__INSTRUCTIONS FOR THE TASK__: Retype the whole listing verbatim and keep the pictures out of it.

__DATA FOR THIS EXERCISE__:

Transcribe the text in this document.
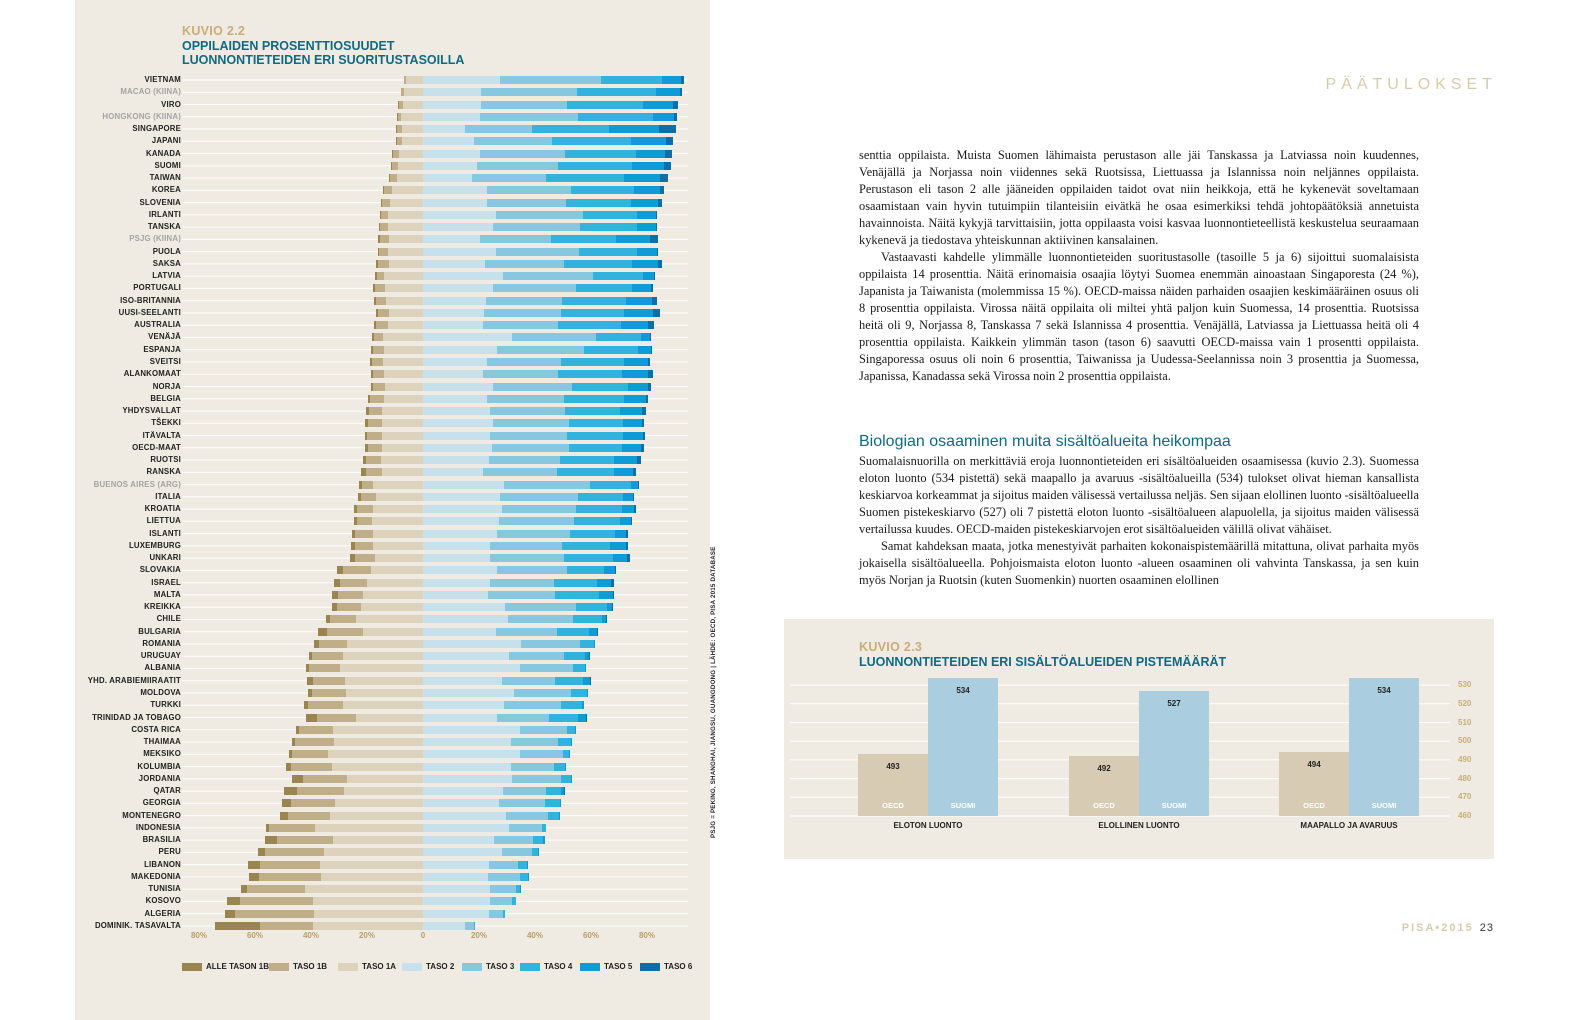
KUVIO 2.2
OPPILAIDEN PROSENTTIOSUUDET
LUONNONTIETEIDEN ERI SUORITUSTASOILLA
VIETNAM
MACAO (KIINA)
VIRO
HONGKONG (KIINA)
SINGAPORE
JAPANI
KANADA
SUOMI
TAIWAN
KOREA
SLOVENIA
IRLANTI
TANSKA
PSJG (KIINA)
PUOLA
SAKSA
LATVIA
PORTUGALI
ISO-BRITANNIA
UUSI-SEELANTI
AUSTRALIA
VENÄJÄ
ESPANJA
SVEITSI
ALANKOMAAT
NORJA
BELGIA
YHDYSVALLAT
TŠEKKI
ITÄVALTA
OECD-MAAT
RUOTSI
RANSKA
BUENOS AIRES (ARG)
ITALIA
KROATIA
LIETTUA
ISLANTI
LUXEMBURG
UNKARI
SLOVAKIA
ISRAEL
MALTA
KREIKKA
CHILE
BULGARIA
ROMANIA
URUGUAY
ALBANIA
YHD. ARABIEMIIRAATIT
MOLDOVA
TURKKI
TRINIDAD JA TOBAGO
COSTA RICA
THAIMAA
MEKSIKO
KOLUMBIA
JORDANIA
QATAR
GEORGIA
MONTENEGRO
INDONESIA
BRASILIA
PERU
LIBANON
MAKEDONIA
TUNISIA
KOSOVO
ALGERIA
DOMINIK. TASAVALTA
80%	60%	40%	20%	0	20%	40%	60%	80%
ALLE TASON 1B	TASO 1B	TASO 1A	TASO 2	TASO 3	TASO 4	TASO 5	TASO 6
PSJG = PEKING, SHANGHAI, JIANGSU, GUANGDONG | LÄHDE: OECD, PISA 2015 DATABASE
PÄÄTULOKSET

senttia oppilaista. Muista Suomen lähimaista perustason alle jäi Tanskassa ja Latviassa noin kuudennes, Venäjällä ja Norjassa noin viidennes sekä Ruotsissa, Liettuassa ja Islannissa noin neljännes oppilaista. Perustason eli tason 2 alle jääneiden oppilaiden taidot ovat niin heikkoja, että he kykenevät soveltamaan osaamistaan vain hyvin tutuimpiin tilanteisiin eivätkä he osaa esimerkiksi tehdä johtopäätöksiä annetuista havainnoista. Näitä kykyjä tarvittaisiin, jotta oppilaasta voisi kasvaa luonnontieteellistä keskustelua seuraamaan kykenevä ja tiedostava yhteiskunnan aktiivinen kansalainen.

Vastaavasti kahdelle ylimmälle luonnontieteiden suoritustasolle (tasoille 5 ja 6) sijoittui suomalaisista oppilaista 14 prosenttia. Näitä erinomaisia osaajia löytyi Suomea enemmän ainoastaan Singaporesta (24 %), Japanista ja Taiwanista (molemmissa 15 %). OECD-maissa näiden parhaiden osaajien keskimääräinen osuus oli 8 prosenttia oppilaista. Virossa näitä oppilaita oli miltei yhtä paljon kuin Suomessa, 14 prosenttia. Ruotsissa heitä oli 9, Norjassa 8, Tanskassa 7 sekä Islannissa 4 prosenttia. Venäjällä, Latviassa ja Liettuassa heitä oli 4 prosenttia oppilaista. Kaikkein ylimmän tason (tason 6) saavutti OECD-maissa vain 1 prosentti oppilaista. Singaporessa osuus oli noin 6 prosenttia, Taiwanissa ja Uudessa-Seelannissa noin 3 prosenttia ja Suomessa, Japanissa, Kanadassa sekä Virossa noin 2 prosenttia oppilaista.

Biologian osaaminen muita sisältöalueita heikompaa

Suomalaisnuorilla on merkittäviä eroja luonnontieteiden eri sisältöalueiden osaamisessa (kuvio 2.3). Suomessa eloton luonto (534 pistettä) sekä maapallo ja avaruus -sisältöalueilla (534) tulokset olivat hieman kansallista keskiarvoa korkeammat ja sijoitus maiden välisessä vertailussa neljäs. Sen sijaan elollinen luonto -sisältöalueella Suomen pistekeskiarvo (527) oli 7 pistettä eloton luonto -sisältöalueen alapuolella, ja sijoitus maiden välisessä vertailussa kuudes. OECD-maiden pistekeskiarvojen erot sisältöalueiden välillä olivat vähäiset.

Samat kahdeksan maata, jotka menestyivät parhaiten kokonaispistemäärillä mitattuna, olivat parhaita myös jokaisella sisältöalueella. Pohjoismaista eloton luonto -alueen osaaminen oli vahvinta Tanskassa, ja sen kuin myös Norjan ja Ruotsin (kuten Suomenkin) nuorten osaaminen elollinen

KUVIO 2.3
LUONNONTIETEIDEN ERI SISÄLTÖALUEIDEN PISTEMÄÄRÄT
530
520
510
500
490
480
470
460
493
OECD
534
SUOMI
ELOTON LUONTO
492
OECD
527
SUOMI
ELOLLINEN LUONTO
494
OECD
534
SUOMI
MAAPALLO JA AVARUUS
PISA•2015 23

__THE OUTPUT__:
Transcribe the text in this document.
KUVIO 2.2
OPPILAIDEN PROSENTTIOSUUDET
LUONNONTIETEIDEN ERI SUORITUSTASOILLA
VIETNAM
MACAO (KIINA)
VIRO
HONGKONG (KIINA)
SINGAPORE
JAPANI
KANADA
SUOMI
TAIWAN
KOREA
SLOVENIA
IRLANTI
TANSKA
PSJG (KIINA)
PUOLA
SAKSA
LATVIA
PORTUGALI
ISO-BRITANNIA
UUSI-SEELANTI
AUSTRALIA
VENÄJÄ
ESPANJA
SVEITSI
ALANKOMAAT
NORJA
BELGIA
YHDYSVALLAT
TŠEKKI
ITÄVALTA
OECD-MAAT
RUOTSI
RANSKA
BUENOS AIRES (ARG)
ITALIA
KROATIA
LIETTUA
ISLANTI
LUXEMBURG
UNKARI
SLOVAKIA
ISRAEL
MALTA
KREIKKA
CHILE
BULGARIA
ROMANIA
URUGUAY
ALBANIA
YHD. ARABIEMIIRAATIT
MOLDOVA
TURKKI
TRINIDAD JA TOBAGO
COSTA RICA
THAIMAA
MEKSIKO
KOLUMBIA
JORDANIA
QATAR
GEORGIA
MONTENEGRO
INDONESIA
BRASILIA
PERU
LIBANON
MAKEDONIA
TUNISIA
KOSOVO
ALGERIA
DOMINIK. TASAVALTA
80%	60%	40%	20%	0	20%	40%	60%	80%
ALLE TASON 1B	TASO 1B	TASO 1A	TASO 2	TASO 3	TASO 4	TASO 5	TASO 6
PSJG = PEKING, SHANGHAI, JIANGSU, GUANGDONG | LÄHDE: OECD, PISA 2015 DATABASE
PÄÄTULOKSET

senttia oppilaista. Muista Suomen lähimaista perustason alle jäi Tanskassa ja Latviassa noin kuudennes, Venäjällä ja Norjassa noin viidennes sekä Ruotsissa, Liettuassa ja Islannissa noin neljännes oppilaista. Perustason eli tason 2 alle jääneiden oppilaiden taidot ovat niin heikkoja, että he kykenevät soveltamaan osaamistaan vain hyvin tutuimpiin tilanteisiin eivätkä he osaa esimerkiksi tehdä johtopäätöksiä annetuista havainnoista. Näitä kykyjä tarvittaisiin, jotta oppilaasta voisi kasvaa luonnontieteellistä keskustelua seuraamaan kykenevä ja tiedostava yhteiskunnan aktiivinen kansalainen.

Vastaavasti kahdelle ylimmälle luonnontieteiden suoritustasolle (tasoille 5 ja 6) sijoittui suomalaisista oppilaista 14 prosenttia. Näitä erinomaisia osaajia löytyi Suomea enemmän ainoastaan Singaporesta (24 %), Japanista ja Taiwanista (molemmissa 15 %). OECD-maissa näiden parhaiden osaajien keskimääräinen osuus oli 8 prosenttia oppilaista. Virossa näitä oppilaita oli miltei yhtä paljon kuin Suomessa, 14 prosenttia. Ruotsissa heitä oli 9, Norjassa 8, Tanskassa 7 sekä Islannissa 4 prosenttia. Venäjällä, Latviassa ja Liettuassa heitä oli 4 prosenttia oppilaista. Kaikkein ylimmän tason (tason 6) saavutti OECD-maissa vain 1 prosentti oppilaista. Singaporessa osuus oli noin 6 prosenttia, Taiwanissa ja Uudessa-Seelannissa noin 3 prosenttia ja Suomessa, Japanissa, Kanadassa sekä Virossa noin 2 prosenttia oppilaista.

Biologian osaaminen muita sisältöalueita heikompaa

Suomalaisnuorilla on merkittäviä eroja luonnontieteiden eri sisältöalueiden osaamisessa (kuvio 2.3). Suomessa eloton luonto (534 pistettä) sekä maapallo ja avaruus -sisältöalueilla (534) tulokset olivat hieman kansallista keskiarvoa korkeammat ja sijoitus maiden välisessä vertailussa neljäs. Sen sijaan elollinen luonto -sisältöalueella Suomen pistekeskiarvo (527) oli 7 pistettä eloton luonto -sisältöalueen alapuolella, ja sijoitus maiden välisessä vertailussa kuudes. OECD-maiden pistekeskiarvojen erot sisältöalueiden välillä olivat vähäiset.

Samat kahdeksan maata, jotka menestyivät parhaiten kokonaispistemäärillä mitattuna, olivat parhaita myös jokaisella sisältöalueella. Pohjoismaista eloton luonto -alueen osaaminen oli vahvinta Tanskassa, ja sen kuin myös Norjan ja Ruotsin (kuten Suomenkin) nuorten osaaminen elollinen

KUVIO 2.3
LUONNONTIETEIDEN ERI SISÄLTÖALUEIDEN PISTEMÄÄRÄT
530
520
510
500
490
480
470
460
493
OECD
534
SUOMI
ELOTON LUONTO
492
OECD
527
SUOMI
ELOLLINEN LUONTO
494
OECD
534
SUOMI
MAAPALLO JA AVARUUS
PISA•2015 23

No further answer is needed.